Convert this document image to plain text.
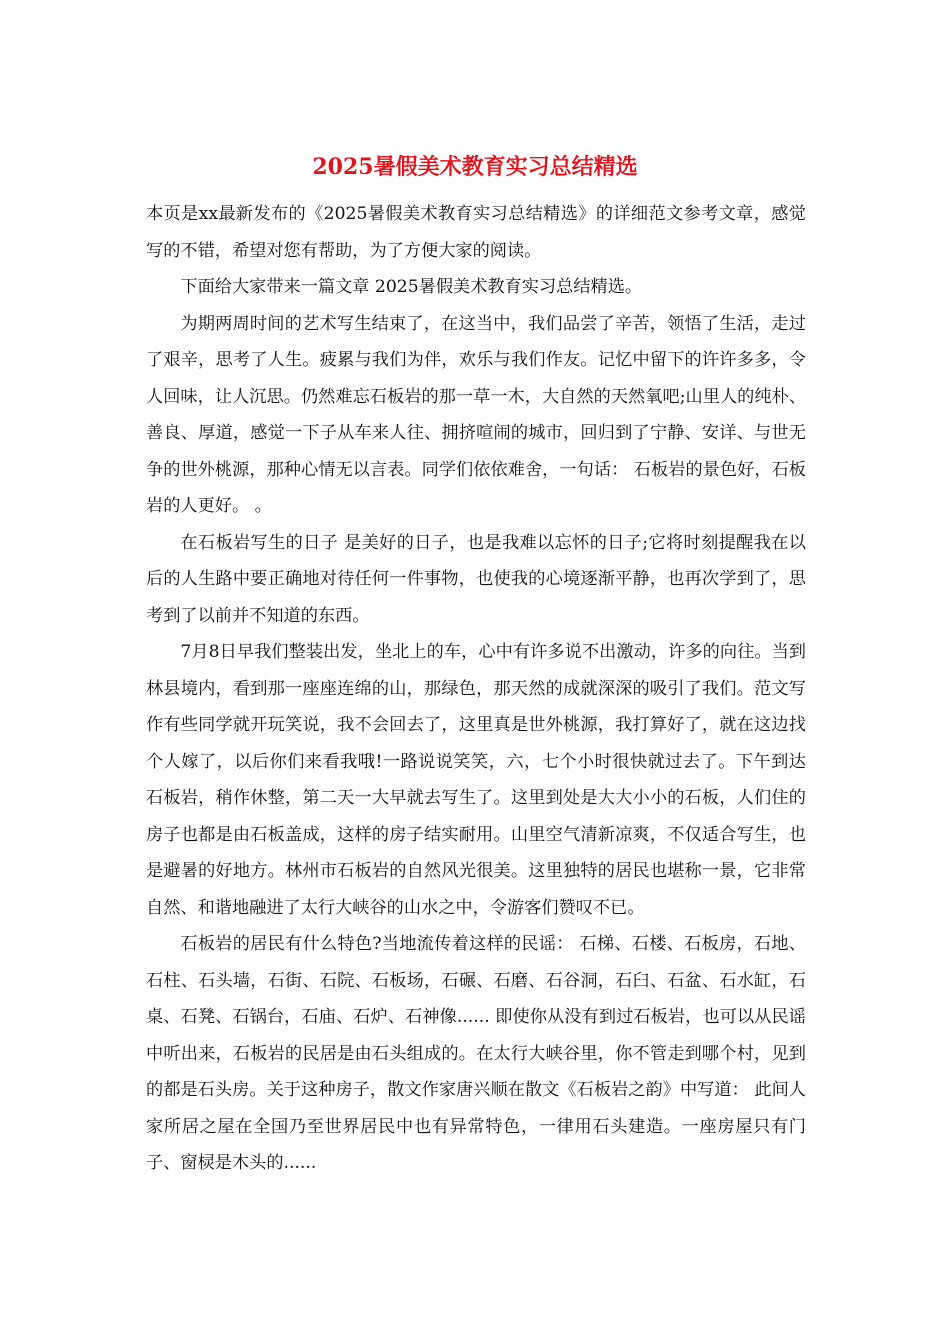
2025暑假美术教育实习总结精选

本页是xx最新发布的《2025暑假美术教育实习总结精选》的详细范文参考文章，感觉写的不错，希望对您有帮助，为了方便大家的阅读。

下面给大家带来一篇文章 2025暑假美术教育实习总结精选。

为期两周时间的艺术写生结束了，在这当中，我们品尝了辛苦，领悟了生活，走过了艰辛，思考了人生。疲累与我们为伴，欢乐与我们作友。记忆中留下的许许多多，令人回味，让人沉思。仍然难忘石板岩的那一草一木，大自然的天然氧吧;山里人的纯朴、善良、厚道，感觉一下子从车来人往、拥挤喧闹的城市，回归到了宁静、安详、与世无争的世外桃源，那种心情无以言表。同学们依依难舍，一句话： 石板岩的景色好，石板岩的人更好。 。

在石板岩写生的日子 是美好的日子，也是我难以忘怀的日子;它将时刻提醒我在以后的人生路中要正确地对待任何一件事物，也使我的心境逐渐平静，也再次学到了，思考到了以前并不知道的东西。

7月8日早我们整装出发，坐北上的车，心中有许多说不出激动，许多的向往。当到林县境内，看到那一座座连绵的山，那绿色，那天然的成就深深的吸引了我们。范文写作有些同学就开玩笑说，我不会回去了，这里真是世外桃源，我打算好了，就在这边找个人嫁了，以后你们来看我哦!一路说说笑笑，六，七个小时很快就过去了。下午到达石板岩，稍作休整，第二天一大早就去写生了。这里到处是大大小小的石板，人们住的房子也都是由石板盖成，这样的房子结实耐用。山里空气清新凉爽，不仅适合写生，也是避暑的好地方。林州市石板岩的自然风光很美。这里独特的居民也堪称一景，它非常自然、和谐地融进了太行大峡谷的山水之中，令游客们赞叹不已。

石板岩的居民有什么特色?当地流传着这样的民谣： 石梯、石楼、石板房，石地、石柱、石头墙，石街、石院、石板场，石碾、石磨、石谷洞，石臼、石盆、石水缸，石桌、石凳、石锅台，石庙、石炉、石神像...... 即使你从没有到过石板岩，也可以从民谣中听出来，石板岩的民居是由石头组成的。在太行大峡谷里，你不管走到哪个村，见到的都是石头房。关于这种房子，散文作家唐兴顺在散文《石板岩之韵》中写道： 此间人家所居之屋在全国乃至世界居民中也有异常特色，一律用石头建造。一座房屋只有门子、窗棂是木头的......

§ **REQUIRED WORK**
Leave out all images, then reproduce the entries above exactly.

§ **ANSWER TO THIS EXERCISE**
Convert this document image to plain text.
2025暑假美术教育实习总结精选

本页是xx最新发布的《2025暑假美术教育实习总结精选》的详细范文参考文章，感觉写的不错，希望对您有帮助，为了方便大家的阅读。

下面给大家带来一篇文章 2025暑假美术教育实习总结精选。

为期两周时间的艺术写生结束了，在这当中，我们品尝了辛苦，领悟了生活，走过了艰辛，思考了人生。疲累与我们为伴，欢乐与我们作友。记忆中留下的许许多多，令人回味，让人沉思。仍然难忘石板岩的那一草一木，大自然的天然氧吧;山里人的纯朴、善良、厚道，感觉一下子从车来人往、拥挤喧闹的城市，回归到了宁静、安详、与世无争的世外桃源，那种心情无以言表。同学们依依难舍，一句话： 石板岩的景色好，石板岩的人更好。 。

在石板岩写生的日子 是美好的日子，也是我难以忘怀的日子;它将时刻提醒我在以后的人生路中要正确地对待任何一件事物，也使我的心境逐渐平静，也再次学到了，思考到了以前并不知道的东西。

7月8日早我们整装出发，坐北上的车，心中有许多说不出激动，许多的向往。当到林县境内，看到那一座座连绵的山，那绿色，那天然的成就深深的吸引了我们。范文写作有些同学就开玩笑说，我不会回去了，这里真是世外桃源，我打算好了，就在这边找个人嫁了，以后你们来看我哦!一路说说笑笑，六，七个小时很快就过去了。下午到达石板岩，稍作休整，第二天一大早就去写生了。这里到处是大大小小的石板，人们住的房子也都是由石板盖成，这样的房子结实耐用。山里空气清新凉爽，不仅适合写生，也是避暑的好地方。林州市石板岩的自然风光很美。这里独特的居民也堪称一景，它非常自然、和谐地融进了太行大峡谷的山水之中，令游客们赞叹不已。

石板岩的居民有什么特色?当地流传着这样的民谣： 石梯、石楼、石板房，石地、石柱、石头墙，石街、石院、石板场，石碾、石磨、石谷洞，石臼、石盆、石水缸，石桌、石凳、石锅台，石庙、石炉、石神像...... 即使你从没有到过石板岩，也可以从民谣中听出来，石板岩的民居是由石头组成的。在太行大峡谷里，你不管走到哪个村，见到的都是石头房。关于这种房子，散文作家唐兴顺在散文《石板岩之韵》中写道： 此间人家所居之屋在全国乃至世界居民中也有异常特色，一律用石头建造。一座房屋只有门子、窗棂是木头的......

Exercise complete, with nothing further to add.